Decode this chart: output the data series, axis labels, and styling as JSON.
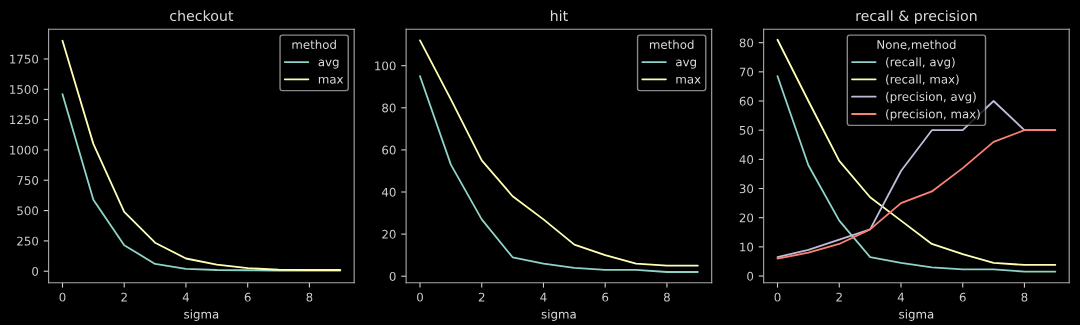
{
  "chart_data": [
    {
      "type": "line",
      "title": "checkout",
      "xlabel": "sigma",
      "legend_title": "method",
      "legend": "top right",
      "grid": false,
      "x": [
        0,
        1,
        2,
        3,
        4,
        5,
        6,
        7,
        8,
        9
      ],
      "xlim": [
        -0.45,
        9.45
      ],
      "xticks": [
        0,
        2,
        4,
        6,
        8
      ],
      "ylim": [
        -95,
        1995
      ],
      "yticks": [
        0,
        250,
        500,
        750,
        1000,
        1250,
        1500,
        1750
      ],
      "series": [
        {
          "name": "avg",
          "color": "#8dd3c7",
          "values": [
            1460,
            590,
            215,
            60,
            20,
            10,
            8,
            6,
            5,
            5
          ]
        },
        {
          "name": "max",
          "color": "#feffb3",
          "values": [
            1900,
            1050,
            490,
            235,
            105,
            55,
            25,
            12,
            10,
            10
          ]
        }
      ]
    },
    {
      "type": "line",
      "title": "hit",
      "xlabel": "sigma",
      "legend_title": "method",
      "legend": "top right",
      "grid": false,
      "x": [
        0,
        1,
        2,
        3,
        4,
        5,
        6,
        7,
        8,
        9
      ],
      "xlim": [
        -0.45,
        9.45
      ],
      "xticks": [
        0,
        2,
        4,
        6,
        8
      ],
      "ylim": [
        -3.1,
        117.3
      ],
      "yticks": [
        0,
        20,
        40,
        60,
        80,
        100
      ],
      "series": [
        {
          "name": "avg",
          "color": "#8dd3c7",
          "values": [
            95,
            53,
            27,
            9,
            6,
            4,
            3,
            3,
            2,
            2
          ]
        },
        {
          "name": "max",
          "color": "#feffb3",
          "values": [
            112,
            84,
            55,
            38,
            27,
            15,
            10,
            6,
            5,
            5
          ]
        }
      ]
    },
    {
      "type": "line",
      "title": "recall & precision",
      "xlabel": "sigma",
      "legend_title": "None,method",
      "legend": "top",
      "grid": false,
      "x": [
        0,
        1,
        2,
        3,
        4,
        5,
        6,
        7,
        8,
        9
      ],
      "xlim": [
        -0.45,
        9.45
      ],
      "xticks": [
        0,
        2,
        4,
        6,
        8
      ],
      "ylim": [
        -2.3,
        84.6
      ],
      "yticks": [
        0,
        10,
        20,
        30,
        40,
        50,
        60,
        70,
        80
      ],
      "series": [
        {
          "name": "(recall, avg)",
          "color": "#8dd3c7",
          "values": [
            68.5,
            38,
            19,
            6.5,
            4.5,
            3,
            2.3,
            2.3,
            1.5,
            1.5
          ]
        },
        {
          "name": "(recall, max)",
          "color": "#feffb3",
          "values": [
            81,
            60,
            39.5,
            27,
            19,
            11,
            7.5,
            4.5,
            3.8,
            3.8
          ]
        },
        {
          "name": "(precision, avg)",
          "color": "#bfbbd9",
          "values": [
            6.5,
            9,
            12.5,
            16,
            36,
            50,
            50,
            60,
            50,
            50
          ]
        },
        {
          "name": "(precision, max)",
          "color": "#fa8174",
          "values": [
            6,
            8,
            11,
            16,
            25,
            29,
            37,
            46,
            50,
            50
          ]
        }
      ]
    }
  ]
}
=-=-=
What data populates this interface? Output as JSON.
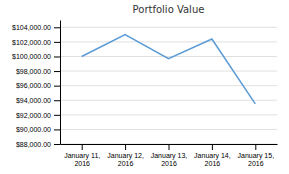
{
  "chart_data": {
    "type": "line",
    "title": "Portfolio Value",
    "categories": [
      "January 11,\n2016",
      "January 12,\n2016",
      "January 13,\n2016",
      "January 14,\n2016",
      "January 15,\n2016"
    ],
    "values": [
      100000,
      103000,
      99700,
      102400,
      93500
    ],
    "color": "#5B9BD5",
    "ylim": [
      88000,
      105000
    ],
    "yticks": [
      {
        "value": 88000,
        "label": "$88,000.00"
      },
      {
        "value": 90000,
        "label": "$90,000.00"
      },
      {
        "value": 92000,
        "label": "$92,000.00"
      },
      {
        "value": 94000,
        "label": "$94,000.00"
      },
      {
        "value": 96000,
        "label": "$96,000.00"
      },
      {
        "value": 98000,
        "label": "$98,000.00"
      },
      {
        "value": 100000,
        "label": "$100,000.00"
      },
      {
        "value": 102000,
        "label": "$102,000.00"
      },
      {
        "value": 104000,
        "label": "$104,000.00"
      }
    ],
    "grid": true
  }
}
=-=-=
BRIEF: Show each line of the data that contains the string "recall".

SOLUTION FOR THIS PROBLEM:
      "title": "recall & precision",
          "name": "(recall, avg)",
          "name": "(recall, max)",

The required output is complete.